_BRANO DA LEGGERE_

- - -

Ci faremmo una strana idea dei pensatori se credessimo che essi in ogni caso pensino senza commettere errori. Infatti essi sono pensatori essenziali proprio perché -nonostante i molti errori in cui ‘incappano’- essi pensano il vero [das Wahre]. Perciò anche la discussione critica tra i pensatori ha un carattere e un senso completamente diverso dalla critica e dalla polemica che sono invece consuete e necessarie nell’ambito delle scienze. La discussione tra i pensatori non intende stabilire criticamente se ciò che essi dicono sia giusto o sbagliato. La loro discussione è un colloquio reciproco, per vedere in che misura ciò che essi pensano sia pensato in modo iniziale e si avvicini all’inizio, oppure se ne allontani, in un modo che pur allontanandosi esso rimanga essenziale e sia sempre quell’unico [das Eine] e quel medesimo [das Selbe] che ogni pensatore pensa. L’‘originalità’ di un pensatore consiste nell’aver da pensare nella massima purezza il medesimo, e solo quel medesimo che anche i pensatori precedenti hanno ‘già’ pensato (32).

- - -

_Dati di annotazione dei riquadri_

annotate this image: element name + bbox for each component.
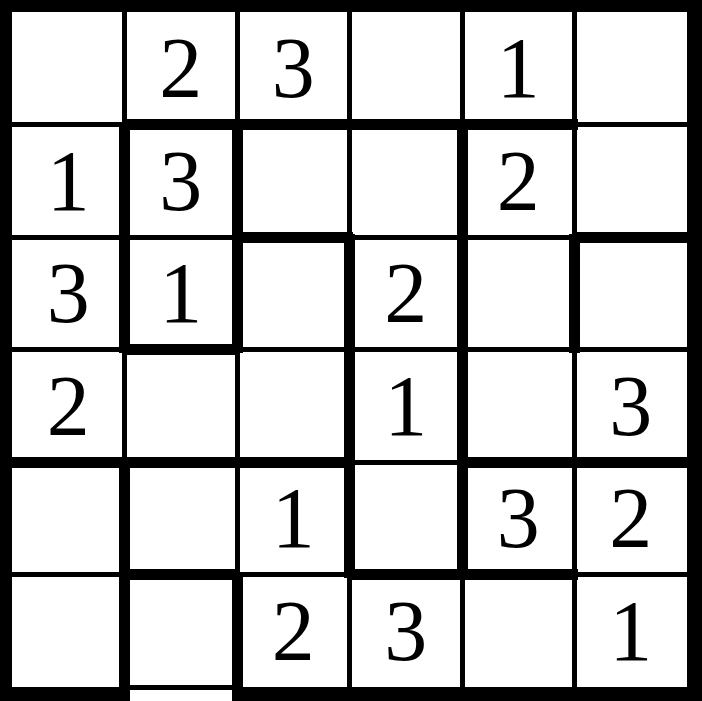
cell-r5c6[interactable]: 2 (575, 462, 688, 575)
cell-r3c6[interactable] (575, 237, 688, 350)
cell-r2c3[interactable] (237, 125, 350, 238)
cell-r2c4[interactable] (350, 125, 463, 238)
cell-r6c3[interactable]: 2 (237, 575, 350, 688)
cell-r2c2[interactable]: 3 (125, 125, 238, 238)
cell-r5c1[interactable] (12, 462, 125, 575)
cell-r6c4[interactable]: 3 (350, 575, 463, 688)
outer-border-bottom-right-of-gap (232, 687, 702, 701)
cell-r5c2[interactable] (125, 462, 238, 575)
cell-r1c1[interactable] (12, 12, 125, 125)
cell-r3c3[interactable] (237, 237, 350, 350)
cell-r6c5[interactable] (462, 575, 575, 688)
cell-r4c3[interactable] (237, 350, 350, 463)
cell-r5c5[interactable]: 3 (462, 462, 575, 575)
cell-r6c2[interactable] (125, 575, 238, 688)
cell-r3c5[interactable] (462, 237, 575, 350)
cell-r4c6[interactable]: 3 (575, 350, 688, 463)
cell-grid: 231132312213132231 (12, 12, 687, 687)
cell-r4c2[interactable] (125, 350, 238, 463)
cell-r3c1[interactable]: 3 (12, 237, 125, 350)
cell-r1c5[interactable]: 1 (462, 12, 575, 125)
outer-border-right (687, 0, 702, 701)
cell-r4c5[interactable] (462, 350, 575, 463)
cell-r1c4[interactable] (350, 12, 463, 125)
outer-border-top (0, 0, 702, 12)
outer-border-left (0, 0, 12, 701)
cell-r4c4[interactable]: 1 (350, 350, 463, 463)
cell-r4c1[interactable]: 2 (12, 350, 125, 463)
cell-r3c4[interactable]: 2 (350, 237, 463, 350)
cell-r6c1[interactable] (12, 575, 125, 688)
cell-r1c3[interactable]: 3 (237, 12, 350, 125)
cell-r2c6[interactable] (575, 125, 688, 238)
cell-r2c1[interactable]: 1 (12, 125, 125, 238)
cell-r3c2[interactable]: 1 (125, 237, 238, 350)
cell-r5c3[interactable]: 1 (237, 462, 350, 575)
puzzle-board: 231132312213132231 (0, 0, 702, 701)
cell-r5c4[interactable] (350, 462, 463, 575)
cell-r1c2[interactable]: 2 (125, 12, 238, 125)
outer-border-bottom-left-of-gap (0, 687, 130, 701)
cell-r1c6[interactable] (575, 12, 688, 125)
cell-r6c6[interactable]: 1 (575, 575, 688, 688)
cell-r2c5[interactable]: 2 (462, 125, 575, 238)
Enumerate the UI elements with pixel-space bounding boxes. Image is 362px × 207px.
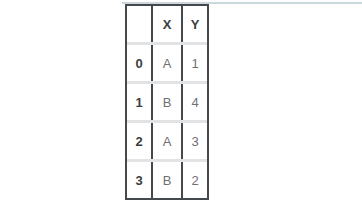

- - -

_CONSEGNE DELL'ESERCIZIO_
1) Rispondi a queste domande sul brano sui pensatori:
(a) Perché, secondo il brano, i pensatori sono essenziali?
(b) Che cosa non intende stabilire la discussione tra i pensatori?
(c) In che cosa consiste l'originalità di un pensatore?
2) Continua il brano sui pensatori dopo la sua ultima frase.
L'elenco è un materiale a sé, distinto dal brano sui pensatori.

_LE RISPOSTE_
1)
(a) Perché, nonostante i molti errori in cui incappano, pensano il vero.
(b) Non intende stabilire criticamente se ciò che essi dicono sia giusto o sbagliato.
(c) Consiste nell'aver da pensare nella massima purezza il medesimo, e solo quel medesimo che anche i pensatori precedenti hanno già pensato.

2)
Superamenti, anticipazioni, filastrocche, elenchi e biografie vengono di colpo oltrepassati nella identità di ogni pensare con ciò che è da pensare, das Zu-denkende. La storia della filosofia è questo asintotico tornante della verità. A partire da «Anassimandro, Parmenide ed Eraclito» (7) e beyond the Infinite, si potrebbe dire con Kubrick, filosofo eracliteo.

 

Nota
1 La traduzione italiana della ricostruzione di Mouraviev si trova in Aa. Vv, Eraclito: la luce dell’oscuro, a cura di G. Fornari, Olschki, Firenze 2017. È, questo, uno dei libri di storia della filosofia più importanti che siano stati pubblicati negli ultimi anni.

 

Martin Heidegger
ERACLITO
L’inizio del pensiero occidentale
Logica. La dottrina eraclitea del Logos
(Heraklit; Corso di lezioni friburghese – Semestre estivo 1943 e 1944; Vittorio Klostermann, Frankfurt am Main, 1979; Gesamtausgabe, Band 55)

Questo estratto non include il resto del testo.